● **Record extracts**:
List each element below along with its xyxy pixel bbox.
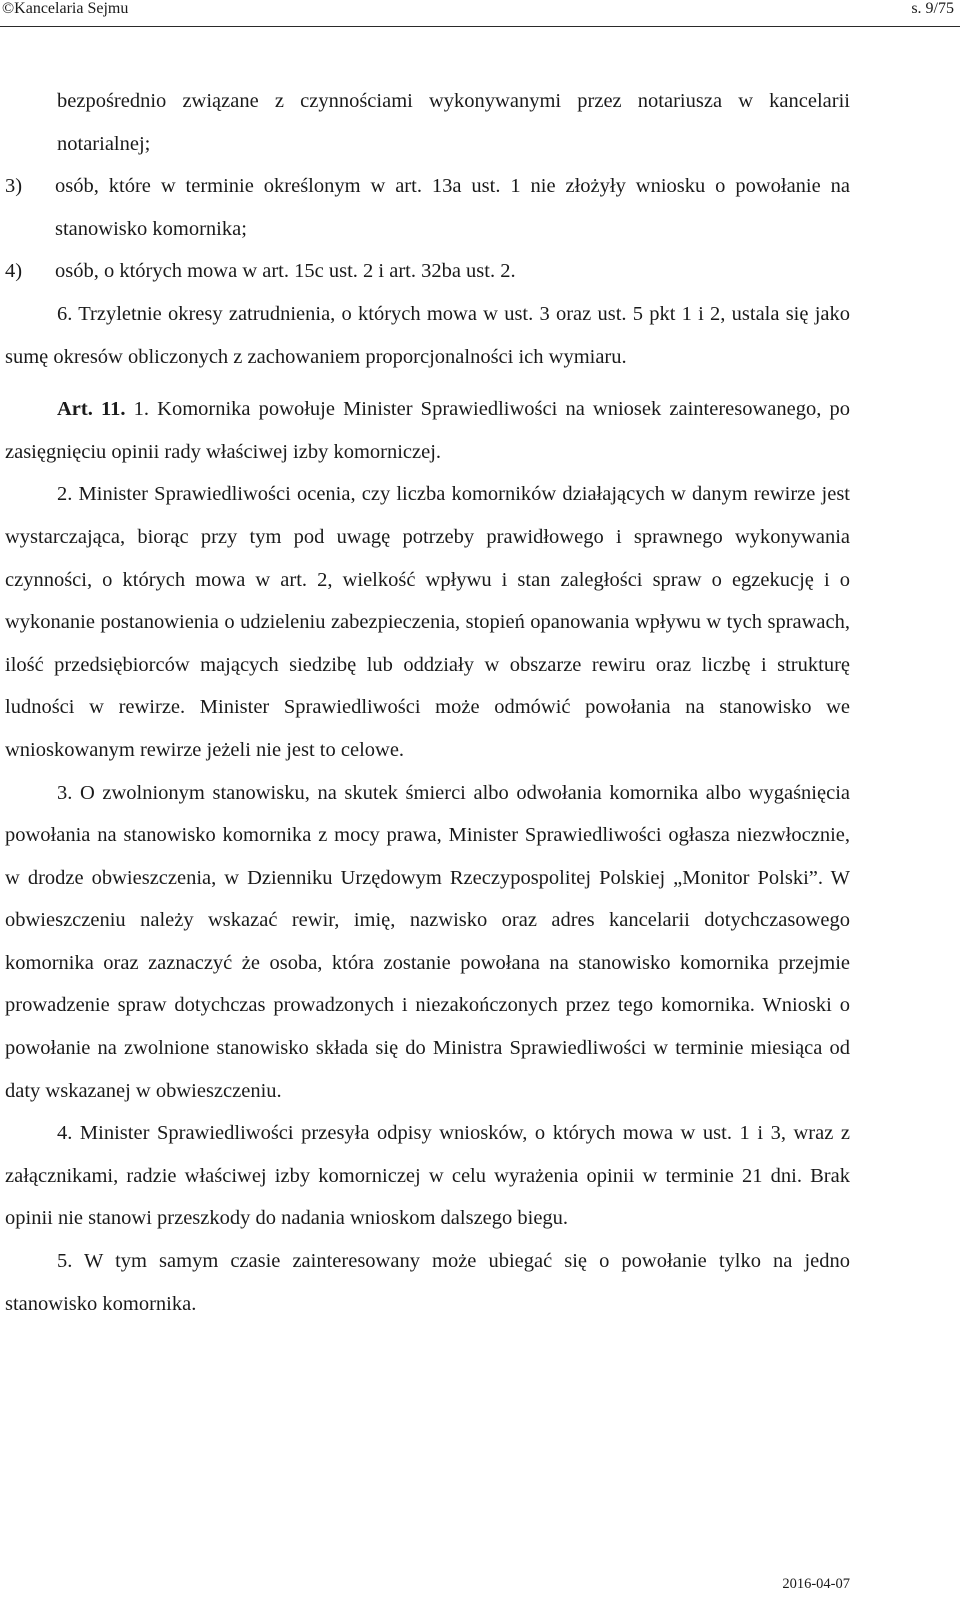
article-text: 1. Komornika powołuje Minister Sprawiedliwości na wniosek zainteresowanego, po zasięgnięciu opinii rady właściwej izby komorniczej. [5,398,850,463]
paragraph-5: 5. W tym samym czasie zainteresowany może ubiegać się o powołanie tylko na jedno stanowisko komornika. [5,1250,850,1315]
article-11 [5,388,850,473]
copyright-label: ©Kancelaria Sejmu [2,0,129,17]
paragraph-6: 6. Trzyletnie okresy zatrudnienia, o których mowa w ust. 3 oraz ust. 5 pkt 1 i 2, ustala się jako sumę okresów obliczonych z zachowaniem proporcjonalności ich wymiaru. [5,302,850,368]
page-header [0,0,960,27]
list-text: osób, które w terminie określonym w art. 13a ust. 1 nie złożyły wniosku o powołanie na stanowisko komornika; [55,175,850,240]
list-number: 3) [5,175,23,198]
paragraph-2: 2. Minister Sprawiedliwości ocenia, czy liczba komorników działających w danym rewirze jest wystarczająca, biorąc przy tym pod uwagę potrzeby prawidłowego i sprawnego wykonywania czynności, o których mowa w art. 2, wielkość wpływu i stan zaległości spraw o egzekucję i o wykonanie postanowienia o udzieleniu zabezpieczenia, stopień opanowania wpływu w tych sprawach, ilość przedsiębiorców mających siedzibę lub oddziały w obszarze rewiru oraz liczbę i strukturę ludności w rewirze. Minister Sprawiedliwości może odmówić powołania na stanowisko we wnioskowanym rewirze jeżeli nie jest to celowe. [5,483,850,761]
document-body [5,80,850,1325]
list-item-3 [5,165,850,250]
list-text: osób, o których mowa w art. 15c ust. 2 i art. 32ba ust. 2. [55,260,516,283]
list-item-4 [5,250,850,293]
footer-date: 2016-04-07 [782,1576,850,1592]
paragraph-4: 4. Minister Sprawiedliwości przesyła odpisy wniosków, o których mowa w ust. 1 i 3, wraz z załącznikami, radzie właściwej izby komorniczej w celu wyrażenia opinii w terminie 21 dni. Brak opinii nie stanowi przeszkody do nadania wnioskom dalszego biegu. [5,1122,850,1230]
article-label: Art. 11. [57,398,126,421]
page-number: s. 9/75 [911,0,954,17]
paragraph-continuation: bezpośrednio związane z czynnościami wykonywanymi przez notariusza w kancelarii notarialnej; [57,90,850,155]
paragraph-3: 3. O zwolnionym stanowisku, na skutek śmierci albo odwołania komornika albo wygaśnięcia powołania na stanowisko komornika z mocy prawa, Minister Sprawiedliwości ogłasza niezwłocznie, w drodze obwieszczenia, w Dzienniku Urzędowym Rzeczypospolitej Polskiej „Monitor Polski”. W obwieszczeniu należy wskazać rewir, imię, nazwisko oraz adres kancelarii dotychczasowego komornika oraz zaznaczyć że osoba, która zostanie powołana na stanowisko komornika przejmie prowadzenie spraw dotychczas prowadzonych i niezakończonych przez tego komornika. Wnioski o powołanie na zwolnione stanowisko składa się do Ministra Sprawiedliwości w terminie miesiąca od daty wskazanej w obwieszczeniu. [5,781,850,1102]
list-number: 4) [5,260,23,283]
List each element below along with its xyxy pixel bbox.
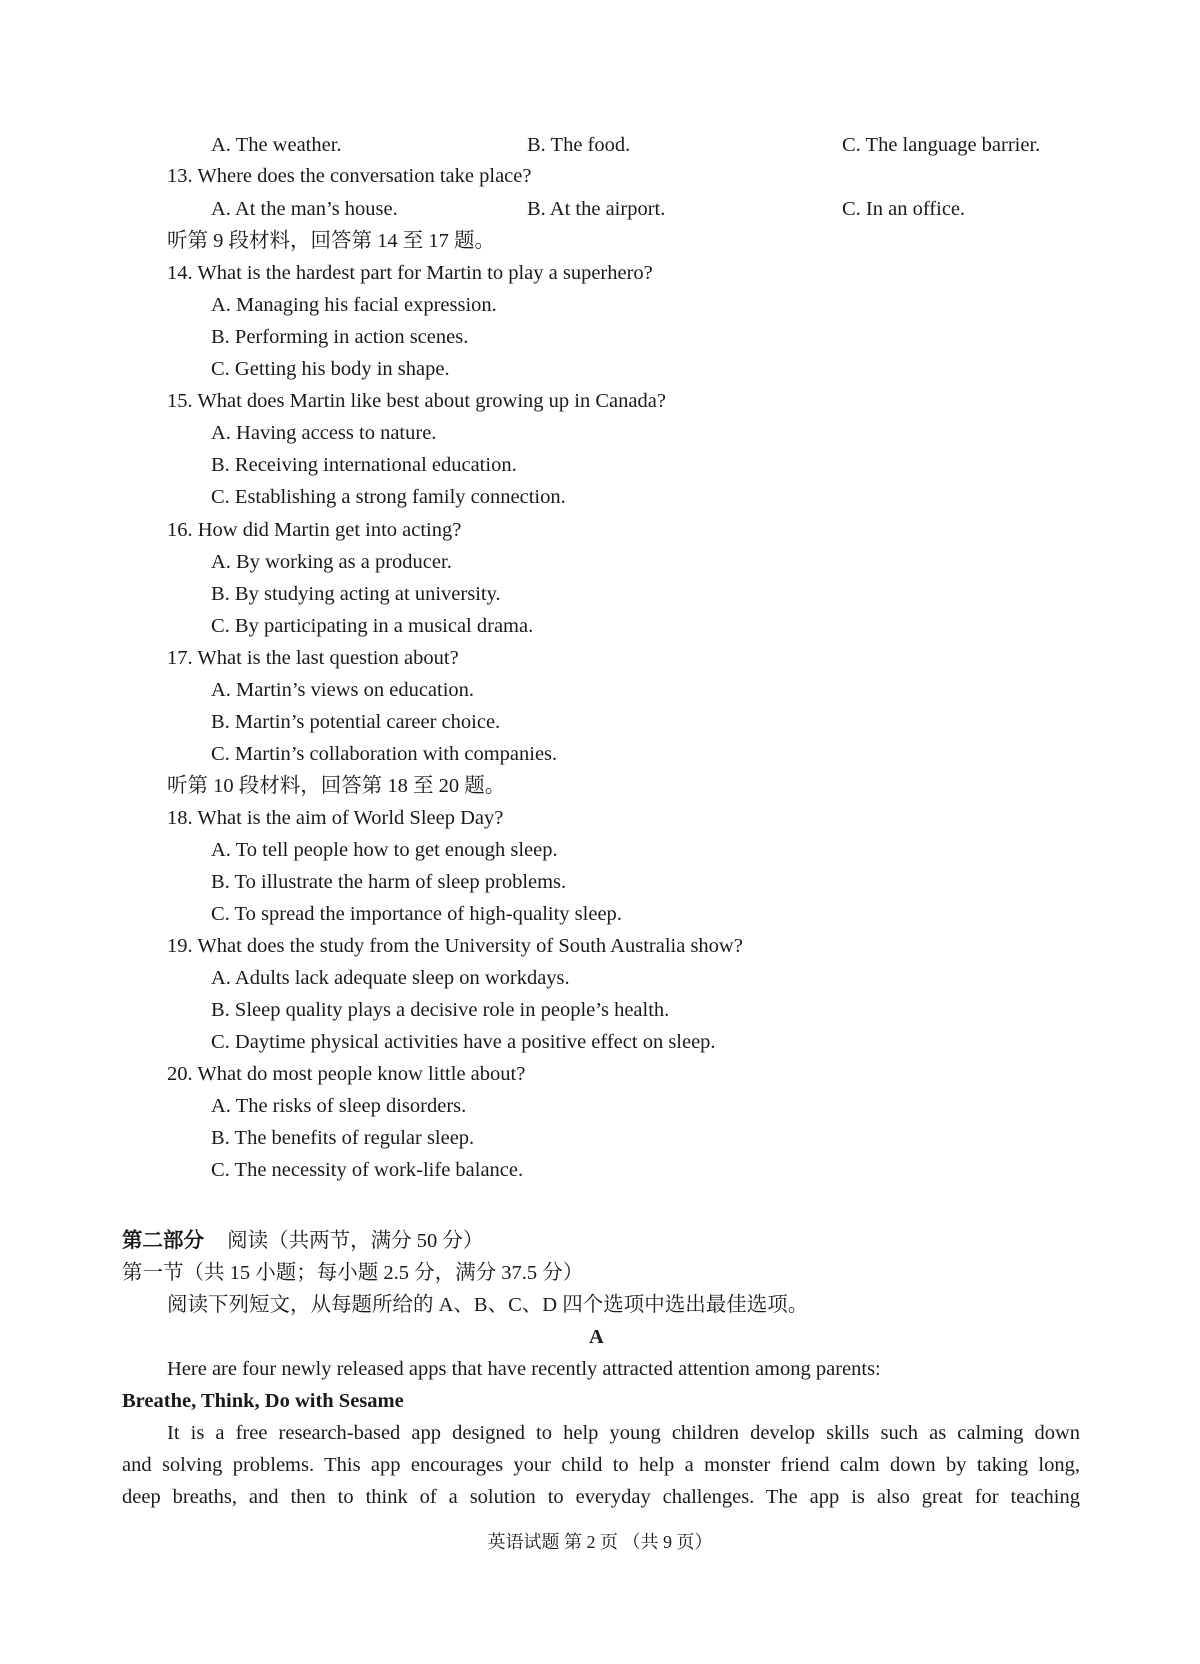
q19-option-b: B. Sleep quality plays a decisive role in people’s health. <box>211 999 670 1021</box>
q16-option-a: A. By working as a producer. <box>211 551 452 573</box>
q12-option-a: A. The weather. <box>211 134 342 156</box>
q18-option-c: C. To spread the importance of high-quality sleep. <box>211 903 622 925</box>
q20-option-b: B. The benefits of regular sleep. <box>211 1127 475 1149</box>
q15-option-c: C. Establishing a strong family connection. <box>211 486 566 508</box>
q13-option-c: C. In an office. <box>842 198 966 220</box>
q18-option-b: B. To illustrate the harm of sleep problems. <box>211 871 567 893</box>
q14-question: 14. What is the hardest part for Martin to play a superhero? <box>167 262 653 284</box>
reading-instruction: 阅读下列短文，从每题所给的 A、B、C、D 四个选项中选出最佳选项。 <box>167 1294 809 1316</box>
q14-option-b: B. Performing in action scenes. <box>211 326 469 348</box>
passage-letter: A <box>589 1326 604 1348</box>
q12-option-b: B. The food. <box>527 134 631 156</box>
q16-question: 16. How did Martin get into acting? <box>167 519 462 541</box>
part2-heading <box>122 1229 483 1253</box>
q19-option-a: A. Adults lack adequate sleep on workdays. <box>211 967 570 989</box>
q15-option-a: A. Having access to nature. <box>211 422 437 444</box>
q16-option-b: B. By studying acting at university. <box>211 583 501 605</box>
q17-option-a: A. Martin’s views on education. <box>211 679 475 701</box>
paragraph-line-1: It is a free research-based app designed to help young children develop skills such as calming down <box>167 1422 1080 1444</box>
paragraph-line-2: and solving problems. This app encourages your child to help a monster friend calm down by taking long, <box>122 1454 1080 1476</box>
q17-question: 17. What is the last question about? <box>167 647 459 669</box>
page-footer: 英语试题 第 2 页 （共 9 页） <box>487 1532 713 1552</box>
app-title: Breathe, Think, Do with Sesame <box>122 1390 404 1412</box>
q17-option-b: B. Martin’s potential career choice. <box>211 711 501 733</box>
q19-option-c: C. Daytime physical activities have a positive effect on sleep. <box>211 1031 716 1053</box>
q18-option-a: A. To tell people how to get enough sleep. <box>211 839 558 861</box>
q17-option-c: C. Martin’s collaboration with companies. <box>211 743 558 765</box>
part2-heading-rest: 阅读（共两节，满分 50 分） <box>227 1230 484 1252</box>
q14-option-c: C. Getting his body in shape. <box>211 358 450 380</box>
q16-option-c: C. By participating in a musical drama. <box>211 615 534 637</box>
section1-heading: 第一节（共 15 小题；每小题 2.5 分，满分 37.5 分） <box>122 1262 584 1284</box>
q12-option-c: C. The language barrier. <box>842 134 1041 156</box>
q18-question: 18. What is the aim of World Sleep Day? <box>167 807 504 829</box>
q13-option-b: B. At the airport. <box>527 198 666 220</box>
listening-instruction-10: 听第 10 段材料，回答第 18 至 20 题。 <box>167 775 506 797</box>
q13-option-a: A. At the man’s house. <box>211 198 398 220</box>
q14-option-a: A. Managing his facial expression. <box>211 294 497 316</box>
listening-instruction-9: 听第 9 段材料，回答第 14 至 17 题。 <box>167 230 495 252</box>
q20-option-a: A. The risks of sleep disorders. <box>211 1095 467 1117</box>
q19-question: 19. What does the study from the University of South Australia show? <box>167 935 743 957</box>
q15-question: 15. What does Martin like best about growing up in Canada? <box>167 390 666 412</box>
q20-question: 20. What do most people know little about? <box>167 1063 526 1085</box>
q15-option-b: B. Receiving international education. <box>211 454 517 476</box>
q20-option-c: C. The necessity of work-life balance. <box>211 1159 524 1181</box>
passage-intro: Here are four newly released apps that have recently attracted attention among parents: <box>167 1358 881 1380</box>
part2-heading-title: 第二部分 <box>122 1230 204 1252</box>
paragraph-line-3: deep breaths, and then to think of a solution to everyday challenges. The app is also great for teaching <box>122 1486 1080 1508</box>
q13-question: 13. Where does the conversation take place? <box>167 165 532 187</box>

● **To be done**:
Repeat the rows from the line with "q19-option-b: B. Sleep" to the line with "q14-question: 14. What", both included, character for character.

● **Solution below**:
q19-option-b: B. Sleep quality plays a decisive role in people’s health. <box>211 999 670 1021</box>
q16-option-a: A. By working as a producer. <box>211 551 452 573</box>
q12-option-a: A. The weather. <box>211 134 342 156</box>
q18-option-c: C. To spread the importance of high-quality sleep. <box>211 903 622 925</box>
q20-option-b: B. The benefits of regular sleep. <box>211 1127 475 1149</box>
q15-option-c: C. Establishing a strong family connection. <box>211 486 566 508</box>
q13-option-c: C. In an office. <box>842 198 966 220</box>
q18-option-b: B. To illustrate the harm of sleep problems. <box>211 871 567 893</box>
q14-question: 14. What is the hardest part for Martin to play a superhero? <box>167 262 653 284</box>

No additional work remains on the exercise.